• Work required: Can you repeat the records below, putting "Inactive" in place of every "Not active", changing nothing else, and leaving out the pictures?
### Data for this exercise
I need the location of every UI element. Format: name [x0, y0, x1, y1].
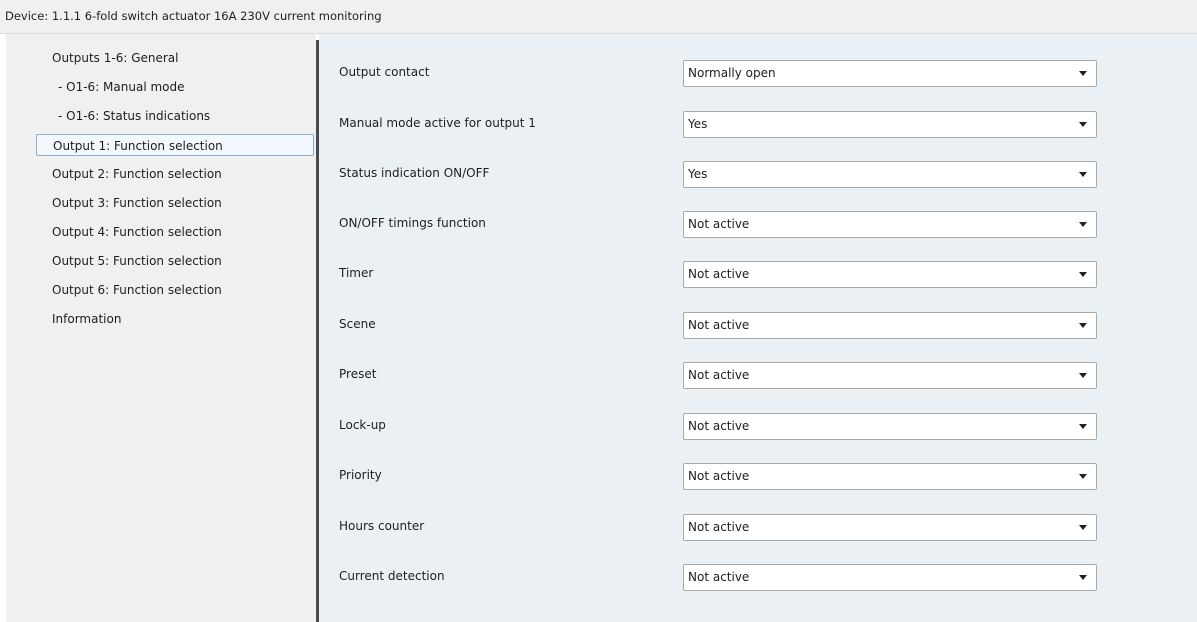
- sidebar-item-output-1[interactable]: Output 1: Function selection: [36, 134, 314, 156]
- param-label-timer: Timer: [339, 266, 374, 280]
- chevron-down-icon: [1079, 323, 1087, 328]
- select-value: Yes: [688, 167, 708, 181]
- param-label-hours-counter: Hours counter: [339, 519, 425, 533]
- param-select-current-detection[interactable]: Not active: [683, 564, 1097, 591]
- chevron-down-icon: [1079, 373, 1087, 378]
- param-label-current-detection: Current detection: [339, 569, 445, 583]
- param-label-lock-up: Lock-up: [339, 418, 386, 432]
- param-label-preset: Preset: [339, 367, 377, 381]
- chevron-down-icon: [1079, 71, 1087, 76]
- select-value: Not active: [688, 368, 750, 382]
- param-select-manual-mode[interactable]: Yes: [683, 111, 1097, 138]
- param-select-priority[interactable]: Not active: [683, 463, 1097, 490]
- select-value: Not active: [688, 570, 750, 584]
- sidebar-item-output-2[interactable]: Output 2: Function selection: [36, 163, 314, 185]
- sidebar-item-output-4[interactable]: Output 4: Function selection: [36, 221, 314, 243]
- device-title: Device: 1.1.1 6-fold switch actuator 16A…: [0, 0, 1197, 34]
- chevron-down-icon: [1079, 525, 1087, 530]
- select-value: Not active: [688, 318, 750, 332]
- select-value: Not active: [688, 419, 750, 433]
- sidebar-item-status-indications[interactable]: - O1-6: Status indications: [58, 105, 336, 127]
- param-label-scene: Scene: [339, 317, 376, 331]
- param-select-preset[interactable]: Not active: [683, 362, 1097, 389]
- param-label-manual-mode: Manual mode active for output 1: [339, 116, 536, 130]
- select-value: Normally open: [688, 66, 776, 80]
- param-select-lock-up[interactable]: Not active: [683, 413, 1097, 440]
- param-select-timer[interactable]: Not active: [683, 261, 1097, 288]
- chevron-down-icon: [1079, 122, 1087, 127]
- chevron-down-icon: [1079, 222, 1087, 227]
- select-value: Not active: [688, 520, 750, 534]
- chevron-down-icon: [1079, 172, 1087, 177]
- select-value: Not active: [688, 217, 750, 231]
- select-value: Yes: [688, 117, 708, 131]
- param-select-output-contact[interactable]: Normally open: [683, 60, 1097, 87]
- chevron-down-icon: [1079, 272, 1087, 277]
- select-value: Not active: [688, 267, 750, 281]
- sidebar-item-output-3[interactable]: Output 3: Function selection: [36, 192, 314, 214]
- sidebar-item-information[interactable]: Information: [36, 308, 314, 330]
- param-label-output-contact: Output contact: [339, 65, 430, 79]
- sidebar-item-manual-mode[interactable]: - O1-6: Manual mode: [58, 76, 336, 98]
- sidebar-item-output-6[interactable]: Output 6: Function selection: [36, 279, 314, 301]
- chevron-down-icon: [1079, 474, 1087, 479]
- param-label-status-indication: Status indication ON/OFF: [339, 166, 490, 180]
- param-select-onoff-timings[interactable]: Not active: [683, 211, 1097, 238]
- select-value: Not active: [688, 469, 750, 483]
- sidebar-item-outputs-general[interactable]: Outputs 1-6: General: [36, 47, 314, 69]
- param-select-hours-counter[interactable]: Not active: [683, 514, 1097, 541]
- param-select-status-indication[interactable]: Yes: [683, 161, 1097, 188]
- param-label-priority: Priority: [339, 468, 382, 482]
- param-label-onoff-timings: ON/OFF timings function: [339, 216, 486, 230]
- chevron-down-icon: [1079, 575, 1087, 580]
- param-select-scene[interactable]: Not active: [683, 312, 1097, 339]
- sidebar-item-output-5[interactable]: Output 5: Function selection: [36, 250, 314, 272]
- chevron-down-icon: [1079, 424, 1087, 429]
######
• Solved problem:
I need the location of every UI element. Format: name [x0, y0, x1, y1].
- sidebar-item-output-1[interactable]: Output 1: Function selection: [36, 134, 314, 156]
- param-label-timer: Timer: [339, 266, 374, 280]
- chevron-down-icon: [1079, 323, 1087, 328]
- select-value: Yes: [688, 167, 708, 181]
- param-label-hours-counter: Hours counter: [339, 519, 425, 533]
- param-select-current-detection[interactable]: Inactive: [683, 564, 1097, 591]
- chevron-down-icon: [1079, 373, 1087, 378]
- param-label-current-detection: Current detection: [339, 569, 445, 583]
- param-label-lock-up: Lock-up: [339, 418, 386, 432]
- param-label-preset: Preset: [339, 367, 377, 381]
- chevron-down-icon: [1079, 71, 1087, 76]
- select-value: Inactive: [688, 368, 750, 382]
- param-select-manual-mode[interactable]: Yes: [683, 111, 1097, 138]
- param-select-priority[interactable]: Inactive: [683, 463, 1097, 490]
- select-value: Inactive: [688, 570, 750, 584]
- sidebar-item-output-2[interactable]: Output 2: Function selection: [36, 163, 314, 185]
- sidebar-item-output-4[interactable]: Output 4: Function selection: [36, 221, 314, 243]
- device-title: Device: 1.1.1 6-fold switch actuator 16A…: [0, 0, 1197, 34]
- chevron-down-icon: [1079, 525, 1087, 530]
- select-value: Inactive: [688, 318, 750, 332]
- select-value: Inactive: [688, 419, 750, 433]
- sidebar-item-status-indications[interactable]: - O1-6: Status indications: [58, 105, 336, 127]
- param-label-scene: Scene: [339, 317, 376, 331]
- param-select-preset[interactable]: Inactive: [683, 362, 1097, 389]
- param-label-manual-mode: Manual mode active for output 1: [339, 116, 536, 130]
- select-value: Normally open: [688, 66, 776, 80]
- param-select-lock-up[interactable]: Inactive: [683, 413, 1097, 440]
- param-select-timer[interactable]: Inactive: [683, 261, 1097, 288]
- chevron-down-icon: [1079, 122, 1087, 127]
- chevron-down-icon: [1079, 222, 1087, 227]
- select-value: Inactive: [688, 520, 750, 534]
- chevron-down-icon: [1079, 172, 1087, 177]
- select-value: Inactive: [688, 217, 750, 231]
- select-value: Yes: [688, 117, 708, 131]
- param-select-output-contact[interactable]: Normally open: [683, 60, 1097, 87]
- chevron-down-icon: [1079, 272, 1087, 277]
- select-value: Inactive: [688, 267, 750, 281]
- sidebar-item-output-3[interactable]: Output 3: Function selection: [36, 192, 314, 214]
- sidebar-item-information[interactable]: Information: [36, 308, 314, 330]
- param-label-output-contact: Output contact: [339, 65, 430, 79]
- sidebar-item-manual-mode[interactable]: - O1-6: Manual mode: [58, 76, 336, 98]
- sidebar-item-output-6[interactable]: Output 6: Function selection: [36, 279, 314, 301]
- chevron-down-icon: [1079, 474, 1087, 479]
- param-label-status-indication: Status indication ON/OFF: [339, 166, 490, 180]
- param-select-onoff-timings[interactable]: Inactive: [683, 211, 1097, 238]
- select-value: Inactive: [688, 469, 750, 483]
- sidebar-item-outputs-general[interactable]: Outputs 1-6: General: [36, 47, 314, 69]
- param-select-hours-counter[interactable]: Inactive: [683, 514, 1097, 541]
- param-select-status-indication[interactable]: Yes: [683, 161, 1097, 188]
- param-label-priority: Priority: [339, 468, 382, 482]
- param-label-onoff-timings: ON/OFF timings function: [339, 216, 486, 230]
- chevron-down-icon: [1079, 575, 1087, 580]
- param-select-scene[interactable]: Inactive: [683, 312, 1097, 339]
- sidebar-item-output-5[interactable]: Output 5: Function selection: [36, 250, 314, 272]
- chevron-down-icon: [1079, 424, 1087, 429]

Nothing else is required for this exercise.